■ 指示
牡蠣あえそばの店を紹介する本文から、「他の店よりおいしく、他の店よ」から「と心配にすらなるほどだった。」までを一字も変えずに書き写すこと。

■ 本文抜粋

他の店よりおいしく、他の店より贅沢にと足していくことを差別化とする調理人が案外おおい。
そんな中にあって「これ以上引いてしまうことができない」ほどにシンプルで潔い料理を作り続ける店もある。

例えば「牡蠣あえそば」という料理があって、ほぼ麺と牡蠣油にネギだけ。
具材らしい具は見当たらず、最初見たときには何か忘れ物をしてしまっているんじゃないかと心配にすらなるほどだった。

作っているのは嘉賓という店。

広東料理の気軽な店で、スタッフ間の共通語は広東語です。ペラペラのランニングシャツをきたおっちゃんがが奥で蝦雲呑を包んでいそうな気配があって、広東由来の料理を選んでたのめばおいしい。
麻婆豆腐とかエビチリだとか、日本人好みだからとりあえずメニューに載せておきました…、って料理も少なからずあってそれらをたのむと明らかに、気乗りのしない返事で応える。
けれど料理をたのんだ〆に牡蠣のあえそばを注文すると、にっこりしながら復唱をする。
よくぞ、注文なさいました…、って声の表情に自信を感じる。

ランチタイムには「これ以上引けないコンビのセット」があって人気者。
「おかゆと和えそばのランチセット」で、やってくるお客様の3人に一人くらいの割合で選ばれていくここの定番。

初めて見るとやっぱり「これ何か忘れているんじゃない?」ってビックリします。
お粥は白粥のようにしかみえないし、和えそばは具材も何にもなくて麺だけ。
乗せるべきなにか、かけるべき何かを忘れてしまったように見えちゃう。
麺を箸で持ち上げ、ひっくり返して混ぜてみても、中から何も出てこない。

■ 提示資料
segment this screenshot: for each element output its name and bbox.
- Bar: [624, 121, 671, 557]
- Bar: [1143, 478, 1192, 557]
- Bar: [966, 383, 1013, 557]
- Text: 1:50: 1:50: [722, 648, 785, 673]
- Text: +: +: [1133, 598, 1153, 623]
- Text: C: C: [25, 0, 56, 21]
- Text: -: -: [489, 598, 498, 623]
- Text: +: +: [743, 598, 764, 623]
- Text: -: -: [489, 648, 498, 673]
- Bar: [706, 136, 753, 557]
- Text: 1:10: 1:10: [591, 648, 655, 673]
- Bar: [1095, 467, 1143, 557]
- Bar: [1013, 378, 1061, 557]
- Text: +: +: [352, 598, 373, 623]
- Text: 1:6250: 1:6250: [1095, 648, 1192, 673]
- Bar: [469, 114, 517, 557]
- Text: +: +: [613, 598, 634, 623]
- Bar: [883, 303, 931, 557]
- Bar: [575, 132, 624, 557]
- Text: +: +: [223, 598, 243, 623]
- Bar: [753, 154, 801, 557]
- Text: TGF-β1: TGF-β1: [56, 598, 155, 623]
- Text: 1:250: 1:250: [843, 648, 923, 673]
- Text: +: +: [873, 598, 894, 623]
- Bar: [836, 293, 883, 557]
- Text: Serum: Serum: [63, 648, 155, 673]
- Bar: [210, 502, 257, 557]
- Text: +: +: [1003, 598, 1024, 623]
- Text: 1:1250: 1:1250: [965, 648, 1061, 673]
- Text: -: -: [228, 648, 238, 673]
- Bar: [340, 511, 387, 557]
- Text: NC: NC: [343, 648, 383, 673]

■ 解答全文
他の店よりおいしく、他の店より贅沢にと足していくことを差別化とする調理人が案外おおい。
そんな中にあって「これ以上引いてしまうことができない」ほどにシンプルで潔い料理を作り続ける店もある。

例えば「牡蠣あえそば」という料理があって、ほぼ麺と牡蠣油にネギだけ。
具材らしい具は見当たらず、最初見たときには何か忘れ物をしてしまっているんじゃないかと心配にすらなるほどだった。